• **Supplied material**
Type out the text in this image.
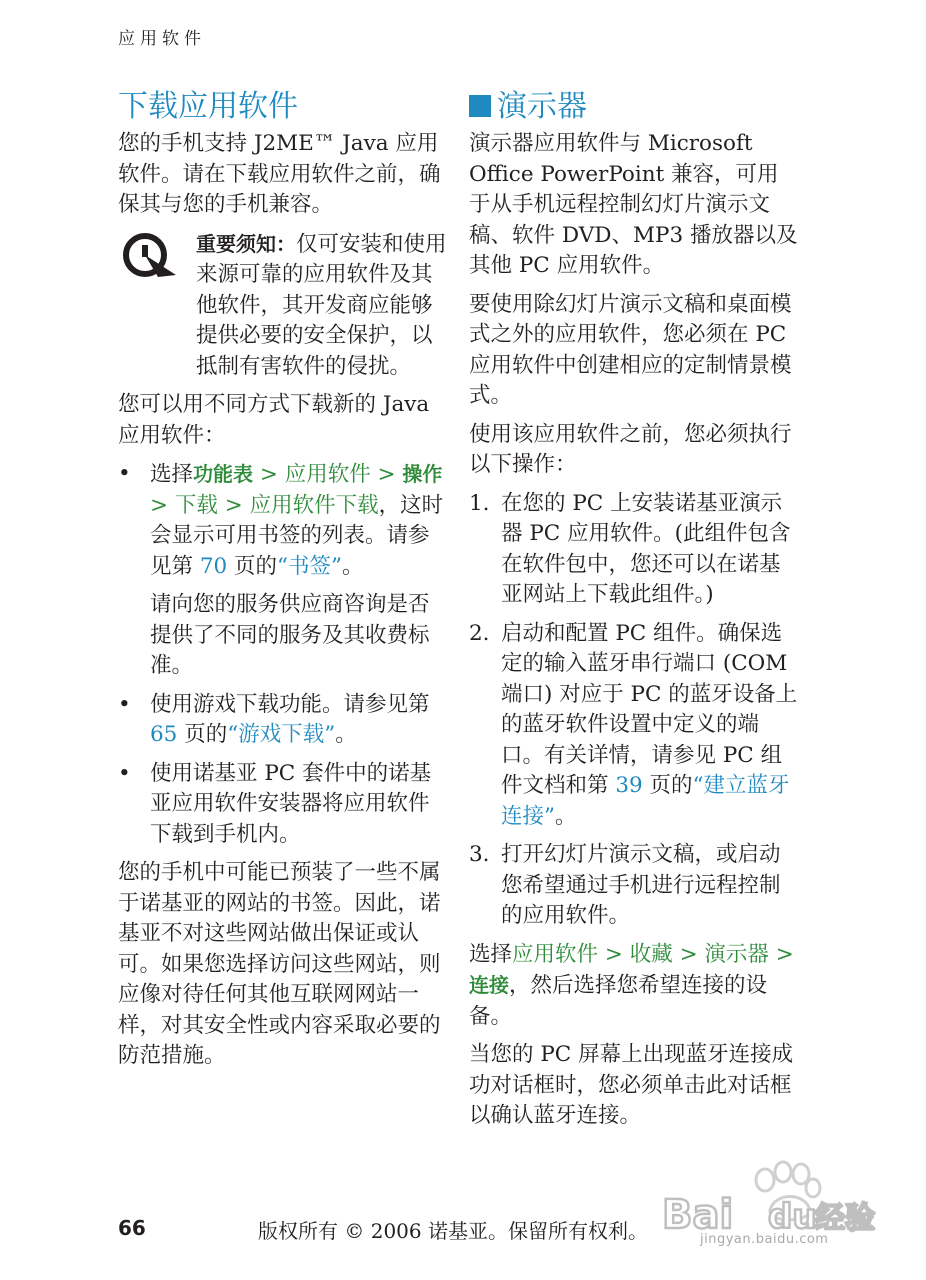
应用软件
下载应用软件

您的手机支持 J2ME™ Java 应用软件。请在下载应用软件之前，确保其与您的手机兼容。

重要须知：仅可安装和使用来源可靠的应用软件及其他软件，其开发商应能够提供必要的安全保护，以抵制有害软件的侵扰。

您可以用不同方式下载新的 Java 应用软件：

• 选择功能表 > 应用软件 > 操作 > 下载 > 应用软件下载，这时会显示可用书签的列表。请参见第 70 页的“书签”。

请向您的服务供应商咨询是否提供了不同的服务及其收费标准。

• 使用游戏下载功能。请参见第 65 页的“游戏下载”。
• 使用诺基亚 PC 套件中的诺基亚应用软件安装器将应用软件下载到手机内。

您的手机中可能已预装了一些不属于诺基亚的网站的书签。因此，诺基亚不对这些网站做出保证或认可。如果您选择访问这些网站，则应像对待任何其他互联网网站一样，对其安全性或内容采取必要的防范措施。

演示器

演示器应用软件与 Microsoft Office PowerPoint 兼容，可用于从手机远程控制幻灯片演示文稿、软件 DVD、MP3 播放器以及其他 PC 应用软件。

要使用除幻灯片演示文稿和桌面模式之外的应用软件，您必须在 PC 应用软件中创建相应的定制情景模式。

使用该应用软件之前，您必须执行以下操作：

1. 在您的 PC 上安装诺基亚演示器 PC 应用软件。(此组件包含在软件包中，您还可以在诺基亚网站上下载此组件。)
2. 启动和配置 PC 组件。确保选定的输入蓝牙串行端口 (COM 端口) 对应于 PC 的蓝牙设备上的蓝牙软件设置中定义的端口。有关详情，请参见 PC 组件文档和第 39 页的“建立蓝牙连接”。
3. 打开幻灯片演示文稿，或启动您希望通过手机进行远程控制的应用软件。

选择应用软件 > 收藏 > 演示器 > 连接，然后选择您希望连接的设备。

当您的 PC 屏幕上出现蓝牙连接成功对话框时，您必须单击此对话框以确认蓝牙连接。

66	版权所有 © 2006 诺基亚。保留所有权利。 Bai du
经验
jingyan.baidu.com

• **Task goal**
Transcribe all the data word for word; the images stay out.

• **Final result**
Type out the text in this image.
应用软件
下载应用软件

您的手机支持 J2ME™ Java 应用软件。请在下载应用软件之前，确保其与您的手机兼容。

重要须知：仅可安装和使用来源可靠的应用软件及其他软件，其开发商应能够提供必要的安全保护，以抵制有害软件的侵扰。

您可以用不同方式下载新的 Java 应用软件：

• 选择功能表 > 应用软件 > 操作 > 下载 > 应用软件下载，这时会显示可用书签的列表。请参见第 70 页的“书签”。

请向您的服务供应商咨询是否提供了不同的服务及其收费标准。

• 使用游戏下载功能。请参见第 65 页的“游戏下载”。
• 使用诺基亚 PC 套件中的诺基亚应用软件安装器将应用软件下载到手机内。

您的手机中可能已预装了一些不属于诺基亚的网站的书签。因此，诺基亚不对这些网站做出保证或认可。如果您选择访问这些网站，则应像对待任何其他互联网网站一样，对其安全性或内容采取必要的防范措施。

演示器

演示器应用软件与 Microsoft Office PowerPoint 兼容，可用于从手机远程控制幻灯片演示文稿、软件 DVD、MP3 播放器以及其他 PC 应用软件。

要使用除幻灯片演示文稿和桌面模式之外的应用软件，您必须在 PC 应用软件中创建相应的定制情景模式。

使用该应用软件之前，您必须执行以下操作：

1. 在您的 PC 上安装诺基亚演示器 PC 应用软件。(此组件包含在软件包中，您还可以在诺基亚网站上下载此组件。)
2. 启动和配置 PC 组件。确保选定的输入蓝牙串行端口 (COM 端口) 对应于 PC 的蓝牙设备上的蓝牙软件设置中定义的端口。有关详情，请参见 PC 组件文档和第 39 页的“建立蓝牙连接”。
3. 打开幻灯片演示文稿，或启动您希望通过手机进行远程控制的应用软件。

选择应用软件 > 收藏 > 演示器 > 连接，然后选择您希望连接的设备。

当您的 PC 屏幕上出现蓝牙连接成功对话框时，您必须单击此对话框以确认蓝牙连接。

66	版权所有 © 2006 诺基亚。保留所有权利。 Bai du
经验
jingyan.baidu.com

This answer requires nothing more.